◆ **Task description**
Where a line holds "Михайлович", copy it.

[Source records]
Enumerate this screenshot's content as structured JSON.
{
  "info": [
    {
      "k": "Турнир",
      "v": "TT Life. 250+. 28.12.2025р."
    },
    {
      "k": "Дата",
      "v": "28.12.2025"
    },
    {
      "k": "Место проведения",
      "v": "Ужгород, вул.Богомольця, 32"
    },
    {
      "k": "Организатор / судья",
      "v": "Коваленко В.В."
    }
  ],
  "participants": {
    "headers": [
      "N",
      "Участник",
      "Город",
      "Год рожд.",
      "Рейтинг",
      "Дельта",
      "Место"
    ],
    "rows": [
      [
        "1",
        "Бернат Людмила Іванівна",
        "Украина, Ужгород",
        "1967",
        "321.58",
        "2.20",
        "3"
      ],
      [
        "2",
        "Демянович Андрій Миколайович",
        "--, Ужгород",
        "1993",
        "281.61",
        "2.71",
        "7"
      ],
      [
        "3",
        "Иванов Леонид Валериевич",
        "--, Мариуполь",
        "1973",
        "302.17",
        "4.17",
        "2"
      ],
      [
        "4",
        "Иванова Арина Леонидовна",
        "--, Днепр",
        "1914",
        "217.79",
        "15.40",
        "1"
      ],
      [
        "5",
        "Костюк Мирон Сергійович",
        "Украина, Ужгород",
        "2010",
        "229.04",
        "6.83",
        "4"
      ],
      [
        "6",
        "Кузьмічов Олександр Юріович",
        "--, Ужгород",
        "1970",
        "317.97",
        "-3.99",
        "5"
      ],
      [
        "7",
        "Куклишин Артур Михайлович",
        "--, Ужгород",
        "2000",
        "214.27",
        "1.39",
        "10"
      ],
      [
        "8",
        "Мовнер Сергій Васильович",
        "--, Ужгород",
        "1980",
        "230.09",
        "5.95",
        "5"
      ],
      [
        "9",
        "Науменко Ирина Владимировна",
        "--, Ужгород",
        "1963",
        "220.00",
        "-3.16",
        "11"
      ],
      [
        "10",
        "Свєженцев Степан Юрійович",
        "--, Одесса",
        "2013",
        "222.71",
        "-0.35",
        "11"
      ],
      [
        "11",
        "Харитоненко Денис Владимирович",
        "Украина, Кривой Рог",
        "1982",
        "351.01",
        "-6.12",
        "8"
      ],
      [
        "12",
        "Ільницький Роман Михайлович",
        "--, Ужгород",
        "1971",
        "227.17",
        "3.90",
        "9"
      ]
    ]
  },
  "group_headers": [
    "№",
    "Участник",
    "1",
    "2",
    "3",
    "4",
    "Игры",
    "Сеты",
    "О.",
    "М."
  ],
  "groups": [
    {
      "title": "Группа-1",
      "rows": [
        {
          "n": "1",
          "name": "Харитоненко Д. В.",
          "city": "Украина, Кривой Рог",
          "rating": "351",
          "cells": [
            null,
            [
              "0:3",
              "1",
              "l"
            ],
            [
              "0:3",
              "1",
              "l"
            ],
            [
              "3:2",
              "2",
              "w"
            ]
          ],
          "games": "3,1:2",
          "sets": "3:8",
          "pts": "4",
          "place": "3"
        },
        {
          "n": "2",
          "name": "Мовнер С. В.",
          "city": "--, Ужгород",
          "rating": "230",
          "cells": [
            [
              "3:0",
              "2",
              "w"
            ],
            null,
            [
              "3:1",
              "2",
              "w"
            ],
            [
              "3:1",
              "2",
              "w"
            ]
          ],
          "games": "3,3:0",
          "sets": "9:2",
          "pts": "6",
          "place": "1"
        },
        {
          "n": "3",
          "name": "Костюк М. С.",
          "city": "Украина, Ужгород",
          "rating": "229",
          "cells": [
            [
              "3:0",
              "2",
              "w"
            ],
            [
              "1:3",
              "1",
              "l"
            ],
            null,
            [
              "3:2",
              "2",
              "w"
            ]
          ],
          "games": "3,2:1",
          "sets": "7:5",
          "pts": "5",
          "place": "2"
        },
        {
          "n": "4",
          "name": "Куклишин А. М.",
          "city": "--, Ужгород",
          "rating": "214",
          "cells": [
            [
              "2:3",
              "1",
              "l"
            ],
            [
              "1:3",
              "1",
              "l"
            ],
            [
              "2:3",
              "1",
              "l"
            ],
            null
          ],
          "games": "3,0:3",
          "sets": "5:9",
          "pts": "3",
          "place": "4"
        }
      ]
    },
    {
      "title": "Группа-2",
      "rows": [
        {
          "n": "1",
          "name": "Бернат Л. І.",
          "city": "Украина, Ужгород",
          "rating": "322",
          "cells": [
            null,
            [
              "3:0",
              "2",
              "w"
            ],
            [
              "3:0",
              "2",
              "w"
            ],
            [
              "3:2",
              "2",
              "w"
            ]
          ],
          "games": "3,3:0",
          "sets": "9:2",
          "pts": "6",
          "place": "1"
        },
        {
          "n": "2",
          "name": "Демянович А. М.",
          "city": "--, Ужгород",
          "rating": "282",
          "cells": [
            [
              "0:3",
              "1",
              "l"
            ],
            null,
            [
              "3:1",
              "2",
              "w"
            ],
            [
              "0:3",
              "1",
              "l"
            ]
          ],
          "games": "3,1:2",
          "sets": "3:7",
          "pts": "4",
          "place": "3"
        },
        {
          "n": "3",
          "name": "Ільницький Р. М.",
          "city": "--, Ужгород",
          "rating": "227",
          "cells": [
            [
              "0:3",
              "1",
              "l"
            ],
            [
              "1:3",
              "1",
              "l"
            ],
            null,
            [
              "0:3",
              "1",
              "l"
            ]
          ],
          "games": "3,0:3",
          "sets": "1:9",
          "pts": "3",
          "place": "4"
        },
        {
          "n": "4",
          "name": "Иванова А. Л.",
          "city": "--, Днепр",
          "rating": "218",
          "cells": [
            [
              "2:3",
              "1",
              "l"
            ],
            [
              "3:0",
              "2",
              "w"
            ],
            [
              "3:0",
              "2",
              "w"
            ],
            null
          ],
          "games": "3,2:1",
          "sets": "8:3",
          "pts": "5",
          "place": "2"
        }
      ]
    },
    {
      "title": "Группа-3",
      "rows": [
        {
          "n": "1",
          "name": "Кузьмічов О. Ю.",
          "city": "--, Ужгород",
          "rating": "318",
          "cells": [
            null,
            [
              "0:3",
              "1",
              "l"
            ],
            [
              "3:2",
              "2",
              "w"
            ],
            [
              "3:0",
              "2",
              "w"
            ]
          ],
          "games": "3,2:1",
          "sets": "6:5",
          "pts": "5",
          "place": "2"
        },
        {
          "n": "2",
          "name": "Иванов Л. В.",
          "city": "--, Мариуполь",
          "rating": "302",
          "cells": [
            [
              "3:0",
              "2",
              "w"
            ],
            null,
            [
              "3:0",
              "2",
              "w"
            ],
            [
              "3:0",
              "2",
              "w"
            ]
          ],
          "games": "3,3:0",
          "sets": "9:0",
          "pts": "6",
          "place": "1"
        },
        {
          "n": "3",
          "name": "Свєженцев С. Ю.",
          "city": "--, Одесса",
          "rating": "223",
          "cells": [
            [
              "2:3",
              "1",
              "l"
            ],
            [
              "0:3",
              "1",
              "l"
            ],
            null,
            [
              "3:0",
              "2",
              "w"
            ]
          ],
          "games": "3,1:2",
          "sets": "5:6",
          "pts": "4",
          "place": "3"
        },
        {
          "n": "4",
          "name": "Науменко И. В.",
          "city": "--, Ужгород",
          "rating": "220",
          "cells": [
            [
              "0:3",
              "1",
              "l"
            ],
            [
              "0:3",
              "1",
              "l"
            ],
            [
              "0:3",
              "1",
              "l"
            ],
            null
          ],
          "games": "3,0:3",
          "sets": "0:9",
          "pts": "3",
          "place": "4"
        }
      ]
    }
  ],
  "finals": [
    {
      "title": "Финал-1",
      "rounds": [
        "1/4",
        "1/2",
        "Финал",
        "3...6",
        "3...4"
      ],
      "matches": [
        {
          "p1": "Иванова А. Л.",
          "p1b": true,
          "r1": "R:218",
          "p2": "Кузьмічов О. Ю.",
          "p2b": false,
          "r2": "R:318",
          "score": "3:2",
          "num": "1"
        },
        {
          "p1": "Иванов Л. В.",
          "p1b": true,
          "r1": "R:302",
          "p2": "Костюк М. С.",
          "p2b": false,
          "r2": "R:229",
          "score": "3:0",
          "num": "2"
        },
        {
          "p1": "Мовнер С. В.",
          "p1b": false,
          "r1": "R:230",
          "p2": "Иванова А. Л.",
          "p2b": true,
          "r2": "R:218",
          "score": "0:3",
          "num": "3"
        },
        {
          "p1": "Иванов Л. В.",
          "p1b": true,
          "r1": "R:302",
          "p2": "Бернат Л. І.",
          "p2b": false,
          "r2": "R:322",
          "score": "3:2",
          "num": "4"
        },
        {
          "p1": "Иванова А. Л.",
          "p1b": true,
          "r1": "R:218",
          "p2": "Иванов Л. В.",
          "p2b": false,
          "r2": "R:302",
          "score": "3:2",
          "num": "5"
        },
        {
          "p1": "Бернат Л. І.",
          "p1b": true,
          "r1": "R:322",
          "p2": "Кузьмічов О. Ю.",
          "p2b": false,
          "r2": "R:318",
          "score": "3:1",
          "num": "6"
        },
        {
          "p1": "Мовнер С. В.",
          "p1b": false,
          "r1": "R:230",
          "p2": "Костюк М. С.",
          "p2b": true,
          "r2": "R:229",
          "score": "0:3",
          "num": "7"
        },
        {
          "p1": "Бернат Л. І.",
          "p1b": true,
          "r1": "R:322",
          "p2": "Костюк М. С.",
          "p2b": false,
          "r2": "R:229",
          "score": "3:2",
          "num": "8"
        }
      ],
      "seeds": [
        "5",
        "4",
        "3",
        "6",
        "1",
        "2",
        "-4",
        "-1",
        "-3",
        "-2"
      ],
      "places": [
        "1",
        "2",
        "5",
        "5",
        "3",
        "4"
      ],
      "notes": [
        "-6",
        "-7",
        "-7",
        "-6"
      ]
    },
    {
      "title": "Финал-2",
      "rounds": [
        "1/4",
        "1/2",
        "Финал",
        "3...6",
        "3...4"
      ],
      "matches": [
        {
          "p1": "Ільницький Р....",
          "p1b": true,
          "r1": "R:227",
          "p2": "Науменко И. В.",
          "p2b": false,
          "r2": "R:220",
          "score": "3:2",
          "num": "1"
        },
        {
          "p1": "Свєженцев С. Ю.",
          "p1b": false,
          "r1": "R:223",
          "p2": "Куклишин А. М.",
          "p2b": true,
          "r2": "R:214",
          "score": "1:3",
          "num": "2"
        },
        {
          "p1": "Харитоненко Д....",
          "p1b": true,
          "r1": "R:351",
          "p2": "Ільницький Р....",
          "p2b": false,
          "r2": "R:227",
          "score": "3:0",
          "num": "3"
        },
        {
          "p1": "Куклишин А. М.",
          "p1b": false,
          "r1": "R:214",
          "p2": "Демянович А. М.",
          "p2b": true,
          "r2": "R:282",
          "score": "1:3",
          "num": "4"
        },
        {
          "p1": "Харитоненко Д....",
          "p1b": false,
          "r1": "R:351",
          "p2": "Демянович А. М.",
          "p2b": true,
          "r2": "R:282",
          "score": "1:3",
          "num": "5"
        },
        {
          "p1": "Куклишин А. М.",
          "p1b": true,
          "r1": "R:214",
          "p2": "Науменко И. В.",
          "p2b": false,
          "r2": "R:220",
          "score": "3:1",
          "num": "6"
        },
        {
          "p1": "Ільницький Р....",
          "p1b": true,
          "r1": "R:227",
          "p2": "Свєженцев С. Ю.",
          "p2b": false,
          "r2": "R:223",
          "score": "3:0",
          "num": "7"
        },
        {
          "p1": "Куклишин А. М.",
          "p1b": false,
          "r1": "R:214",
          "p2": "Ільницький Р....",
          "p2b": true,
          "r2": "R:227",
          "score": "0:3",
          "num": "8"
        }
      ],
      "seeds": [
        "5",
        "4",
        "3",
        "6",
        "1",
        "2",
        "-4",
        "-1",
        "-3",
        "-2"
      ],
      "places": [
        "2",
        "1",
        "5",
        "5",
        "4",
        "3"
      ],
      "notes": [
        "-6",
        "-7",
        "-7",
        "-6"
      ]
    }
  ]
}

◆ **The answer**
        "Куклишин Артур Михайлович",
        "Ільницький Роман Михайлович",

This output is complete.